# TO DO
Locate each line in the records containing "JSON". Copy it.

(Figure dataset records)
──────
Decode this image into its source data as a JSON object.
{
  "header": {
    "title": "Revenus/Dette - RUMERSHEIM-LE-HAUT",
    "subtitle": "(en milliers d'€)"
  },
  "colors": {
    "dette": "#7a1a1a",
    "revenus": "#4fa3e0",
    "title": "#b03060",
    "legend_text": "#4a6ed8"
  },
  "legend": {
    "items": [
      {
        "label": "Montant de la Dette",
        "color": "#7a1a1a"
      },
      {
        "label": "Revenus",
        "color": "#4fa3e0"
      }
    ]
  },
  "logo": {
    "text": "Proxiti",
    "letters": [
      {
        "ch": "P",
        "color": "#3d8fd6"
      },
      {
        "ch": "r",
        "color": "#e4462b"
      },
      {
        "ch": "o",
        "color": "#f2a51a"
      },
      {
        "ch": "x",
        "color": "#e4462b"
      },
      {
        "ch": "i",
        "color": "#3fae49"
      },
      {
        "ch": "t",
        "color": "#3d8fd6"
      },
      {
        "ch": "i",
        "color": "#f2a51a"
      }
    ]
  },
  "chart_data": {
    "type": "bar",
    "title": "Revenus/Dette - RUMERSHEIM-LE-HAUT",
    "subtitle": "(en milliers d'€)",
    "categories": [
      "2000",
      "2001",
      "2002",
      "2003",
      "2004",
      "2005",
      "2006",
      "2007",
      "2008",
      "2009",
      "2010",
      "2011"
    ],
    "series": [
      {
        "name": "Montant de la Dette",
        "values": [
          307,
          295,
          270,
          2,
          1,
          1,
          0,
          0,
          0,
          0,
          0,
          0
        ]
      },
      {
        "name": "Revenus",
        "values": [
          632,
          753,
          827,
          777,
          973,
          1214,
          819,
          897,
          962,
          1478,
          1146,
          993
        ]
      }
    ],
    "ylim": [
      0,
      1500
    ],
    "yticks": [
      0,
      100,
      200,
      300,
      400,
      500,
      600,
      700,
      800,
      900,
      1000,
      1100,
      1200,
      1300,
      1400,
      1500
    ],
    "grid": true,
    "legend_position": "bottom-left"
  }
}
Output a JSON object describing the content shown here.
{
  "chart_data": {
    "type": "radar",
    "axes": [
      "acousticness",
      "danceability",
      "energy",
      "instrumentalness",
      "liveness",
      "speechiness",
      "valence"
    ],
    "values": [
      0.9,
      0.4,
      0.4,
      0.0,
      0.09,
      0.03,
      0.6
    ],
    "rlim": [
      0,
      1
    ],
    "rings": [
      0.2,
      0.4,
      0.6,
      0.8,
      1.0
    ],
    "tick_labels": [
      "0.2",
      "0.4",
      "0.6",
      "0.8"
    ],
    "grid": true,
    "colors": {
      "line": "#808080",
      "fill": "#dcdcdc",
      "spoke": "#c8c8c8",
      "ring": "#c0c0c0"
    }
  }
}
──────
# FULL OUTPUT
Decode this image into its source data as a JSON object.
Output a JSON object describing the content shown here.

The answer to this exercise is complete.